Figure data in JSON:
-- begin --

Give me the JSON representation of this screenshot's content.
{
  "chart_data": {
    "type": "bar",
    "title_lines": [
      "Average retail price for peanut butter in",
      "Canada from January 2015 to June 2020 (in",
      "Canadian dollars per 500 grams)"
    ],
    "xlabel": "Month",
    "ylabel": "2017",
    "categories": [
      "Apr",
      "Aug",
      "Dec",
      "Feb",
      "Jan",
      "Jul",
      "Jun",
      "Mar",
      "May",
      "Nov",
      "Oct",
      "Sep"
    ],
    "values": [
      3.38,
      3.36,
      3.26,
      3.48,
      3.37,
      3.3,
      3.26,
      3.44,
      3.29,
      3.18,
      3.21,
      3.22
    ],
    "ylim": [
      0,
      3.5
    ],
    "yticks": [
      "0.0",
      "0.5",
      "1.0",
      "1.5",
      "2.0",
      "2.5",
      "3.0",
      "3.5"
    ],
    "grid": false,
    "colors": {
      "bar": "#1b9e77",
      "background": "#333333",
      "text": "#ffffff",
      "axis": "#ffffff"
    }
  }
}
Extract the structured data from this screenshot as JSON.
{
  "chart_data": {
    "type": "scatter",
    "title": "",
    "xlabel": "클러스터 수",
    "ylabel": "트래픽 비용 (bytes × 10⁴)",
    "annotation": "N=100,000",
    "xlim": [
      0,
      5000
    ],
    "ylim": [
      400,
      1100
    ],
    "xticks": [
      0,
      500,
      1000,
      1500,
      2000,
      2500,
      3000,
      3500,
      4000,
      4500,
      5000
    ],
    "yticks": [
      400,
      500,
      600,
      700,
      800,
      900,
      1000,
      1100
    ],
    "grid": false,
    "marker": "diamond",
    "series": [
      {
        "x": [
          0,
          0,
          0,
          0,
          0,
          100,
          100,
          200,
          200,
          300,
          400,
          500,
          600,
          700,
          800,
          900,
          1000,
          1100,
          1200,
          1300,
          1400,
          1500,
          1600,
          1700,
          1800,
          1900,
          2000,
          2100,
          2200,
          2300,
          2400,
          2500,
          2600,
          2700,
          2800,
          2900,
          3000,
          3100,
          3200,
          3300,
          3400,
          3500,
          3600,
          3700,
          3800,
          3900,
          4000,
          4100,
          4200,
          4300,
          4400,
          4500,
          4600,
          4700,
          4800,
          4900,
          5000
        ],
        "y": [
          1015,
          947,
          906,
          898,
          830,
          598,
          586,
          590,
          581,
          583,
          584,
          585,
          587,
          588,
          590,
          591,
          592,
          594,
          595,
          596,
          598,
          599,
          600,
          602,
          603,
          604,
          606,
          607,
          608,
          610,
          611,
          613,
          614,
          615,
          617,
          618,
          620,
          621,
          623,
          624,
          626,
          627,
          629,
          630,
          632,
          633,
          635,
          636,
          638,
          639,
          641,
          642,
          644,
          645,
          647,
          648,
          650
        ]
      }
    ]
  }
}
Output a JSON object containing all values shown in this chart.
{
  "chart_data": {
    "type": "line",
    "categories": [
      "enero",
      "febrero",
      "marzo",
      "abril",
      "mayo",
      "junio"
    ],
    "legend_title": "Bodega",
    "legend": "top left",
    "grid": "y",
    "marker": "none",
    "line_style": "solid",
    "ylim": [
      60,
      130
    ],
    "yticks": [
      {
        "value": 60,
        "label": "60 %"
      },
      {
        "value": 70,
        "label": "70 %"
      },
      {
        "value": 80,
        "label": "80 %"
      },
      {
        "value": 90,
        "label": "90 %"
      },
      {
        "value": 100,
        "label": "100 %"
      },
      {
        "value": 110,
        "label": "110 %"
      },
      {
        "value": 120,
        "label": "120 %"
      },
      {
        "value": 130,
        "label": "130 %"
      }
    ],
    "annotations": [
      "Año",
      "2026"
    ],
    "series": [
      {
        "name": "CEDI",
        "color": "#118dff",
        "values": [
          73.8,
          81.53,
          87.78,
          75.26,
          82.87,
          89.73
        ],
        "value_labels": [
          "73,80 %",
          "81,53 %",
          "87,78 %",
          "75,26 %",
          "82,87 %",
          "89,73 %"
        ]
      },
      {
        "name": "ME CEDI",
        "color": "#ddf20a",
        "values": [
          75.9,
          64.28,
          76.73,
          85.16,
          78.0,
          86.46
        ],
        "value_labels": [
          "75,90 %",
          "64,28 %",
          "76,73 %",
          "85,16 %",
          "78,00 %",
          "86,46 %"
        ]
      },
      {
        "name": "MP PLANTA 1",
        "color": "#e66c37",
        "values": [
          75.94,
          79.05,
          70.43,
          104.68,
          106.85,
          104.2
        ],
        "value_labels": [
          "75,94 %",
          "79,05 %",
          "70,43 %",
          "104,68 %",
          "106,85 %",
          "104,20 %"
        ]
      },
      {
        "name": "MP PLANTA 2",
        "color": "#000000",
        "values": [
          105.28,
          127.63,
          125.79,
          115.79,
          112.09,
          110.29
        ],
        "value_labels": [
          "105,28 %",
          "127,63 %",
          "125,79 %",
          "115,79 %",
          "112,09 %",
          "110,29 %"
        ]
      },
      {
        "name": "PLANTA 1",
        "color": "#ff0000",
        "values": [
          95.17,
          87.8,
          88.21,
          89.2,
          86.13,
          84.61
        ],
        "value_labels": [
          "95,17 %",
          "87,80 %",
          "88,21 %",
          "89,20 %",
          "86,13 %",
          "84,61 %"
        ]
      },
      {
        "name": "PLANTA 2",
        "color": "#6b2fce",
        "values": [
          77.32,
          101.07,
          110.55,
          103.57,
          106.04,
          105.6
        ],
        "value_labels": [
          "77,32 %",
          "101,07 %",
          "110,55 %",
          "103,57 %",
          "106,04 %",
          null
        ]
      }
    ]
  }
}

-- end --
-- begin --

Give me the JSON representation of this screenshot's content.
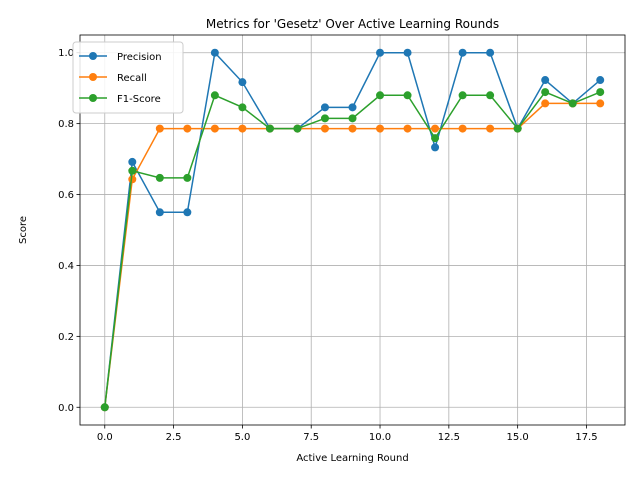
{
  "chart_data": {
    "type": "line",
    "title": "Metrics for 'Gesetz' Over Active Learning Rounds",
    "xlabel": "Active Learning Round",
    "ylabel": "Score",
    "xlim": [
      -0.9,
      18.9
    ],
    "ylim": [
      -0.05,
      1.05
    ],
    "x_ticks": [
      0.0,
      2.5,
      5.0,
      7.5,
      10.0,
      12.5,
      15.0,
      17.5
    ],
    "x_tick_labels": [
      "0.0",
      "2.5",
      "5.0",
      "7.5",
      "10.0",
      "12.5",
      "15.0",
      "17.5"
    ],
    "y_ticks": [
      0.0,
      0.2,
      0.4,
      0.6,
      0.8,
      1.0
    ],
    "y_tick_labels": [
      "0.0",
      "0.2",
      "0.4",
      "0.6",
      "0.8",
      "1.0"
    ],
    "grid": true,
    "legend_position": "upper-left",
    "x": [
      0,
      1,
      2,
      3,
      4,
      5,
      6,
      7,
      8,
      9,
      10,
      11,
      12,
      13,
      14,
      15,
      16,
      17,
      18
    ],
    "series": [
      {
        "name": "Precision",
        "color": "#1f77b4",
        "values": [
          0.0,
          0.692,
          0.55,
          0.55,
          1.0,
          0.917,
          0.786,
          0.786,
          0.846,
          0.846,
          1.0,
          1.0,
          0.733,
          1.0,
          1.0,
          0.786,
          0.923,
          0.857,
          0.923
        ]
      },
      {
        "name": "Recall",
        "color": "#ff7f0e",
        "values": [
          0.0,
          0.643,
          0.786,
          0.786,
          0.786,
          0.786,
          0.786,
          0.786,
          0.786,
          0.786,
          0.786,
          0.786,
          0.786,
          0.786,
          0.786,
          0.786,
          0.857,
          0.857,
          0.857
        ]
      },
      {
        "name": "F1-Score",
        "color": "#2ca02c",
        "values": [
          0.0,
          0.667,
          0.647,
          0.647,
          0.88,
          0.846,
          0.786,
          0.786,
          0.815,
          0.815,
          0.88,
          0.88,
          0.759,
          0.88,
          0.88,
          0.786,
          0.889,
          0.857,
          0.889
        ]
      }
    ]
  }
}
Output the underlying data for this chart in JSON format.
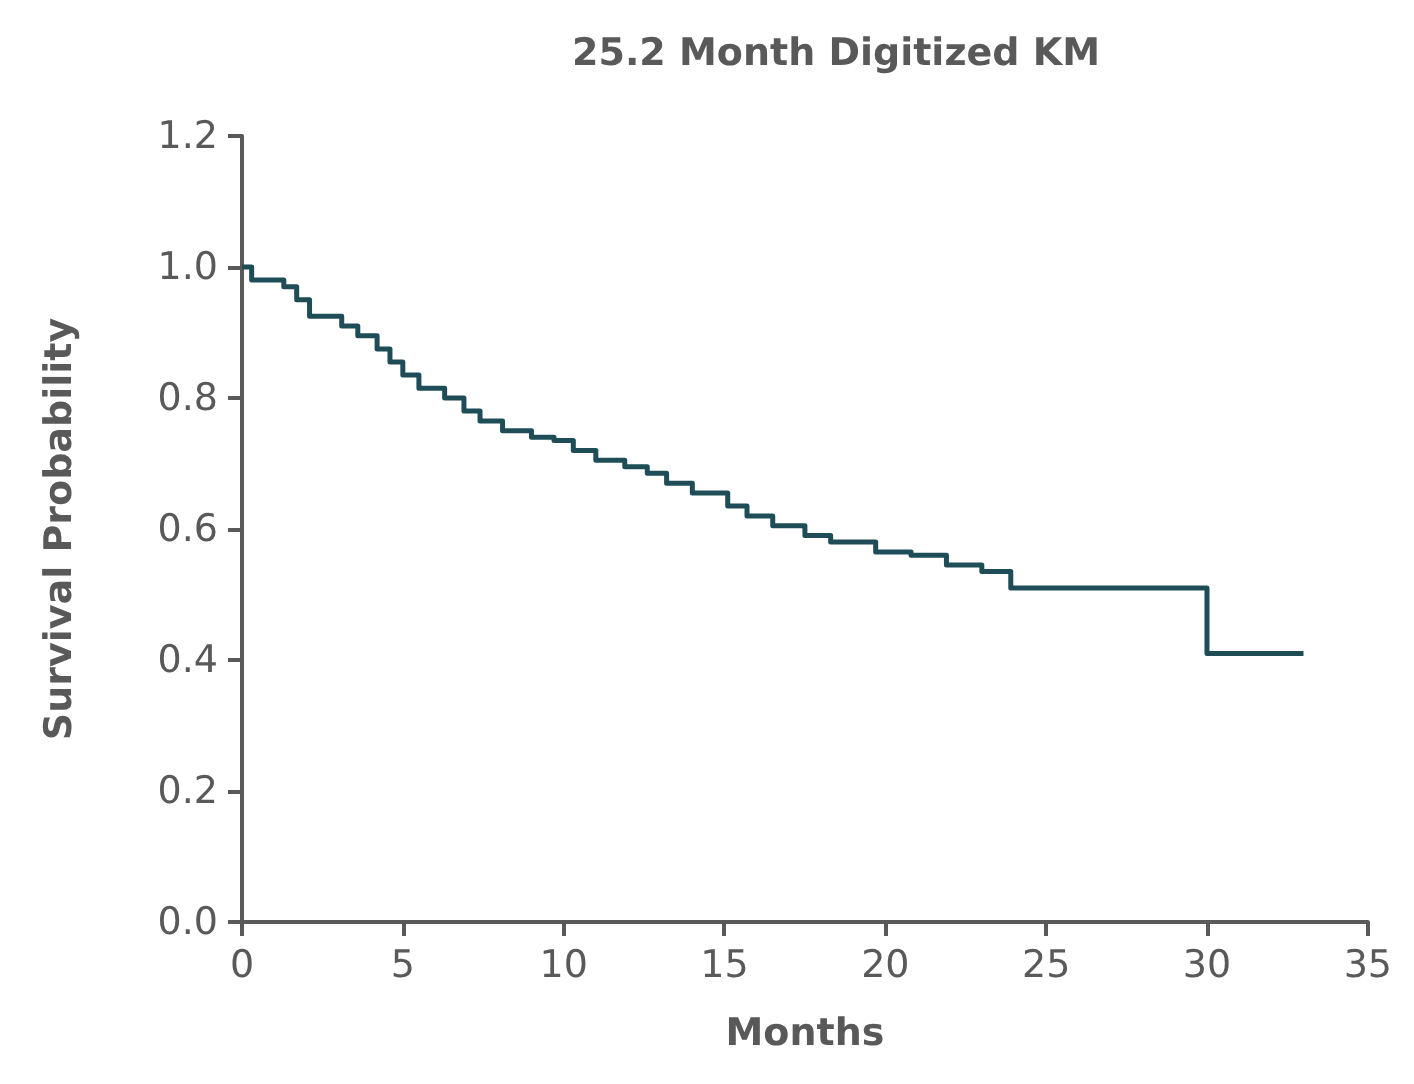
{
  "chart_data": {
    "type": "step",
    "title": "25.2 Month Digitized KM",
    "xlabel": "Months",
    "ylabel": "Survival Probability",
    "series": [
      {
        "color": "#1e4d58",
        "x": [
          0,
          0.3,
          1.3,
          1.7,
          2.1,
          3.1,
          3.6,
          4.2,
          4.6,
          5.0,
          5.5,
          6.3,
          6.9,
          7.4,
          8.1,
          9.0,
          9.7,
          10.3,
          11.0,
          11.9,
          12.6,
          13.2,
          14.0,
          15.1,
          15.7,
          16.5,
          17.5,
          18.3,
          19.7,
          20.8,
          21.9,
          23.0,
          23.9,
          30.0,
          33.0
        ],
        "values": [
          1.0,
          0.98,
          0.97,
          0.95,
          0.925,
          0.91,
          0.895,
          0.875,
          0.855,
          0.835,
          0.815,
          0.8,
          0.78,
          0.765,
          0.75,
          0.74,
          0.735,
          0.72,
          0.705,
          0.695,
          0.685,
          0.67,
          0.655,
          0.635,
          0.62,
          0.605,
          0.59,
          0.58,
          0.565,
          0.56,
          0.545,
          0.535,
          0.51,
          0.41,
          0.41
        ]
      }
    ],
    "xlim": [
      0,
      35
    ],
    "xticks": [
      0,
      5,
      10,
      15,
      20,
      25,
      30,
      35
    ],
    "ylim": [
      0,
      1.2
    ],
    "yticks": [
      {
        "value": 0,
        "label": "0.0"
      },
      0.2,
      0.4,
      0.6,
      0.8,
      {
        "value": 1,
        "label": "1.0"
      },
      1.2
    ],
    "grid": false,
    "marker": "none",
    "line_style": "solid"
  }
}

-- end --
-- begin --

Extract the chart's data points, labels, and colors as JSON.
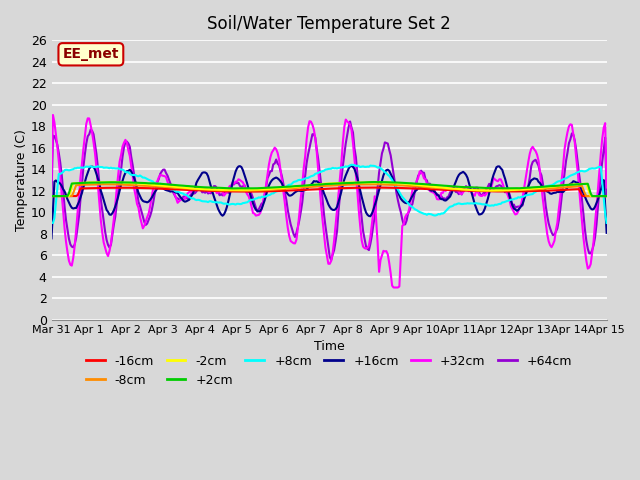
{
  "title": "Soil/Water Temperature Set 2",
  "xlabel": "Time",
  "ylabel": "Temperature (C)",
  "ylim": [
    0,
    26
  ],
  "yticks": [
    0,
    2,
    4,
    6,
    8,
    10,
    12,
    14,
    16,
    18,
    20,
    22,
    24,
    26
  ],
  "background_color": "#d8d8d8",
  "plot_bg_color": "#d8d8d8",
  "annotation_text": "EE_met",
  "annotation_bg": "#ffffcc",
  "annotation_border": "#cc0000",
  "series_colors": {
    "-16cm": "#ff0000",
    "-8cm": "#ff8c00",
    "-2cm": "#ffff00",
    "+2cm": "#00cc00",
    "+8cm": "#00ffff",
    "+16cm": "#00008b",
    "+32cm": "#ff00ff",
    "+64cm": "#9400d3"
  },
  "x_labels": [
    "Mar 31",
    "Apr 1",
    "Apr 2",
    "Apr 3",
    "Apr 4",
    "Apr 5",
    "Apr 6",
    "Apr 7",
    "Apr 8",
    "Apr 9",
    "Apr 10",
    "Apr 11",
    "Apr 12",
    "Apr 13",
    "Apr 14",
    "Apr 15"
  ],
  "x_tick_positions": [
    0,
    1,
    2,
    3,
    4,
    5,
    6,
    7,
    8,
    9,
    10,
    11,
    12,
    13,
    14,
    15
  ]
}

-- end --

## SHORT EXERCISE
Take every line from the records above that has the word "name" and copy it.

## OUTPUT
        "name": "CEDI",
        "name": "ME CEDI",
        "name": "MP PLANTA 1",
        "name": "MP PLANTA 2",
        "name": "PLANTA 1",
        "name": "PLANTA 2",
        "name": "Precision",
        "name": "Recall",
        "name": "F1-Score",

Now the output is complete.